- _Document excerpt_:
Fred and Lamont had more than a few run-ins with criminals through the seasons of "Sanford and Son," but Fred often preferred not to get involved with the police unless he could somehow bend the situation to his advantage. So when Fred witnesses a crime at his neighbor Julio's (Gregory Sierra) place while Julio's out with Fred in the Season 3 episode "Fred, The Reluctant Fingerman," he refuses to report what he saw to law enforcement, arguing that if he does he'll become the crooks' next target. It's not very neighborly — especially since the burglars took Julio's beloved pet goat.

To teach him a lesson, Lamont and Julio pretend the Sanfords' truck was stolen and that Julio witnessed the whole thing. Of course, like Fred, Julio also refuses to report what he saw, leading to Fred's amusingly oblivious explanation for why Julio should help him even though he wasn't willing to help Julio. Ultimately Julio makes a deal with Fred that if Fred fingers the men who robbed Julio's place, Julio will finger the men who took his truck. While Fred never admits he was wrong, the episode delivers a potent message about treating people the way you'd like to be treated with all the silliness and style that "Sanford and Son" is known for.

- _Record extracts_:
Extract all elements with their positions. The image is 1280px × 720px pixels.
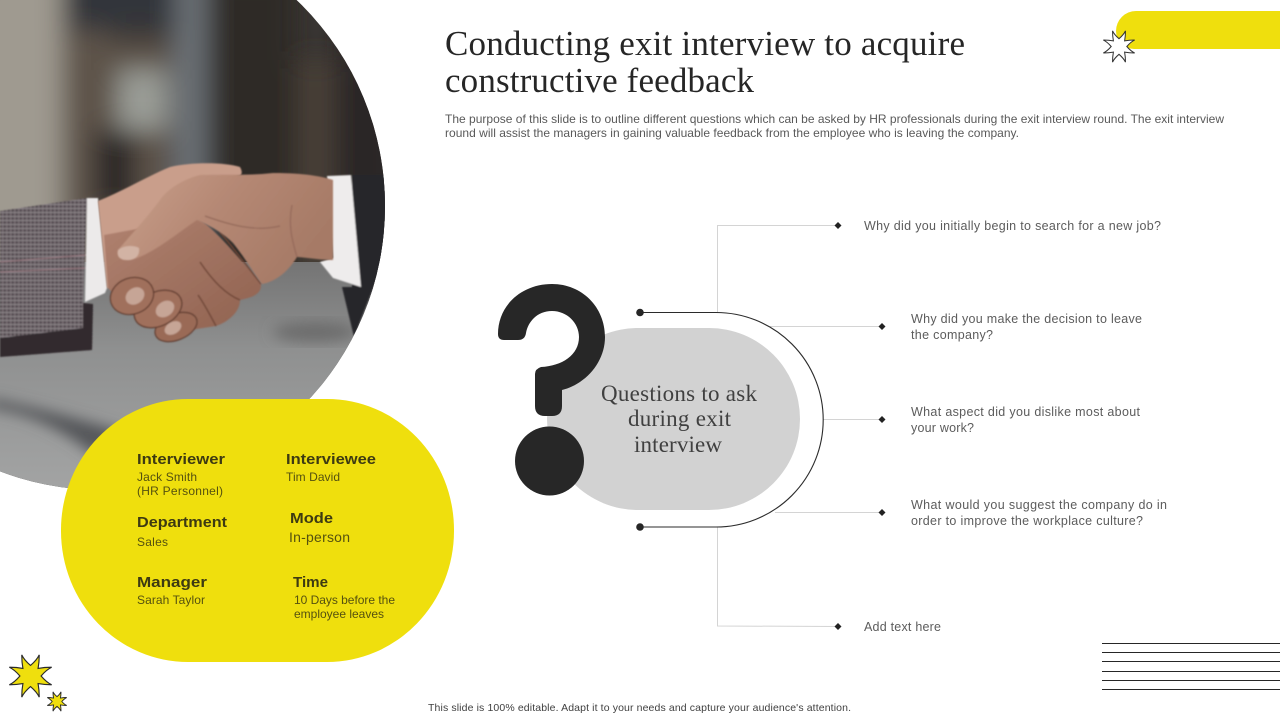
question 1: Why did you initially begin to search for a new job? — [864, 219, 1161, 233]
question 4: What would you suggest the company do in — [911, 498, 1167, 512]
decorative lines bottom right — [1102, 644, 1280, 690]
arc connector — [636, 309, 823, 531]
question 4: order to improve the workplace culture? — [911, 514, 1143, 528]
field: time — [293, 574, 395, 621]
right hand — [118, 173, 333, 284]
grey pill — [547, 328, 800, 510]
decorative yellow bar top right — [1116, 11, 1280, 49]
center label: Questions to ask — [601, 381, 758, 406]
question 2: the company? — [911, 328, 993, 342]
title: Conducting exit interview to acquire — [445, 24, 965, 63]
question 2 — [878, 312, 1142, 342]
field: interviewer: Jack Smith — [137, 470, 197, 484]
question 3 — [878, 405, 1141, 435]
center label — [601, 381, 758, 457]
field: interviewer: (HR Personnel) — [137, 484, 223, 498]
center label: during exit — [628, 406, 732, 431]
footer note: This slide is 100% editable. Adapt it to your needs and capture your audience's attention. — [428, 702, 851, 714]
icon: white star — [1103, 31, 1135, 62]
field: manager: Manager — [137, 574, 207, 591]
left sleeve — [0, 198, 107, 357]
field: time: employee leaves — [294, 607, 384, 621]
question 3: your work? — [911, 421, 974, 435]
field: interviewee — [286, 451, 376, 484]
question 4 — [878, 498, 1167, 528]
field: department: Sales — [137, 535, 168, 549]
question 3: What aspect did you dislike most about — [911, 405, 1141, 419]
center label: interview — [634, 432, 722, 457]
right sleeve — [320, 175, 392, 337]
field: interviewee: Interviewee — [286, 451, 376, 468]
field: department — [137, 514, 227, 549]
field: mode: Mode — [290, 510, 333, 527]
field: time: Time — [293, 574, 328, 591]
field: interviewer: Interviewer — [137, 451, 225, 468]
connector lines — [718, 226, 882, 626]
fingers — [109, 276, 198, 343]
field: time: 10 Days before the — [294, 593, 395, 607]
field: manager: Sarah Taylor — [137, 593, 205, 607]
description text — [445, 112, 1224, 140]
description text: round will assist the managers in gaining valuable feedback from the employee who is leaving the company. — [445, 126, 1019, 140]
title — [445, 24, 965, 100]
icon: question mark — [498, 284, 605, 496]
field: manager — [137, 574, 207, 607]
photo: handshake in circle — [0, 0, 404, 512]
field: interviewer — [137, 451, 225, 498]
yellow info panel — [61, 399, 454, 662]
left hand back — [98, 163, 261, 330]
question 2: Why did you make the decision to leave — [911, 312, 1142, 326]
question 5: Add text here — [864, 620, 941, 634]
icon: yellow stars — [9, 655, 67, 711]
field: interviewee: Tim David — [286, 470, 340, 484]
field: mode: In-person — [289, 529, 350, 545]
description text: The purpose of this slide is to outline different questions which can be asked by HR professionals during the exit interview round. The exit interview — [445, 112, 1224, 126]
title: constructive feedback — [445, 61, 754, 100]
field: department: Department — [137, 514, 227, 531]
field: mode — [289, 510, 350, 545]
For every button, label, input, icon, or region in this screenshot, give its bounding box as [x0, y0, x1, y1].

- _Exercise requirements_: Revise the passage of the Sanford and Son episode summary between "Fred and Lamont" and "beloved pet goat.", inclusive, so that "goat" reads "parrot".

- _Written solution_:
Fred and Lamont had more than a few run-ins with criminals through the seasons of "Sanford and Son," but Fred often preferred not to get involved with the police unless he could somehow bend the situation to his advantage. So when Fred witnesses a crime at his neighbor Julio's (Gregory Sierra) place while Julio's out with Fred in the Season 3 episode "Fred, The Reluctant Fingerman," he refuses to report what he saw to law enforcement, arguing that if he does he'll become the crooks' next target. It's not very neighborly — especially since the burglars took Julio's beloved pet parrot.